§ **INSTRUCTION**: Would you transcribe the whole listing exactly, minus its pictures?
======
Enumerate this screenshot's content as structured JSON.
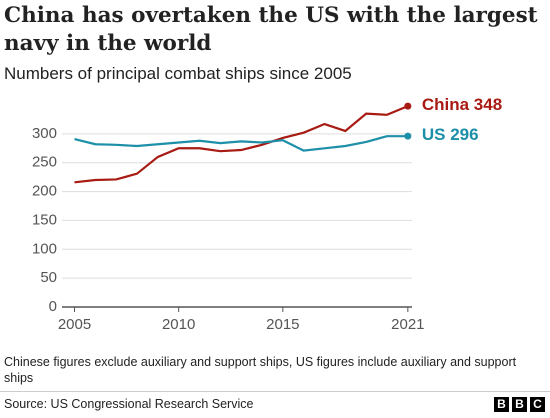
{
  "title": "China has overtaken the US with the largest navy in the world",
  "subtitle": "Numbers of principal combat ships since 2005",
  "chart_data": {
    "type": "line",
    "x": [
      2005,
      2006,
      2007,
      2008,
      2009,
      2010,
      2011,
      2012,
      2013,
      2014,
      2015,
      2016,
      2017,
      2018,
      2019,
      2020,
      2021
    ],
    "series": [
      {
        "name": "China",
        "color": "#a81b13",
        "values": [
          216,
          220,
          221,
          231,
          260,
          275,
          275,
          270,
          272,
          281,
          293,
          302,
          317,
          305,
          335,
          333,
          348
        ]
      },
      {
        "name": "US",
        "color": "#1d8fa8",
        "values": [
          291,
          282,
          281,
          279,
          282,
          285,
          288,
          284,
          287,
          285,
          289,
          271,
          275,
          279,
          286,
          296,
          296
        ]
      }
    ],
    "xlim": [
      2004.4,
      2021.2
    ],
    "xticks": [
      2005,
      2010,
      2015,
      2021
    ],
    "ylim": [
      0,
      350
    ],
    "yticks": [
      0,
      50,
      100,
      150,
      200,
      250,
      300
    ],
    "grid": true
  },
  "note": "Chinese figures exclude auxiliary and support ships, US figures include auxiliary and support ships",
  "source": "Source: US Congressional Research Service",
  "logo": [
    "B",
    "B",
    "C"
  ]
}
======
§ **RESULT FOR THIS TASK**:
Enumerate this screenshot's content as structured JSON.
{
  "title": "China has overtaken the US with the largest navy in the world",
  "subtitle": "Numbers of principal combat ships since 2005",
  "chart_data": {
    "type": "line",
    "x": [
      2005,
      2006,
      2007,
      2008,
      2009,
      2010,
      2011,
      2012,
      2013,
      2014,
      2015,
      2016,
      2017,
      2018,
      2019,
      2020,
      2021
    ],
    "series": [
      {
        "name": "China",
        "color": "#a81b13",
        "values": [
          216,
          220,
          221,
          231,
          260,
          275,
          275,
          270,
          272,
          281,
          293,
          302,
          317,
          305,
          335,
          333,
          348
        ]
      },
      {
        "name": "US",
        "color": "#1d8fa8",
        "values": [
          291,
          282,
          281,
          279,
          282,
          285,
          288,
          284,
          287,
          285,
          289,
          271,
          275,
          279,
          286,
          296,
          296
        ]
      }
    ],
    "xlim": [
      2004.4,
      2021.2
    ],
    "xticks": [
      2005,
      2010,
      2015,
      2021
    ],
    "ylim": [
      0,
      350
    ],
    "yticks": [
      0,
      50,
      100,
      150,
      200,
      250,
      300
    ],
    "grid": true
  },
  "note": "Chinese figures exclude auxiliary and support ships, US figures include auxiliary and support ships",
  "source": "Source: US Congressional Research Service",
  "logo": [
    "B",
    "B",
    "C"
  ]
}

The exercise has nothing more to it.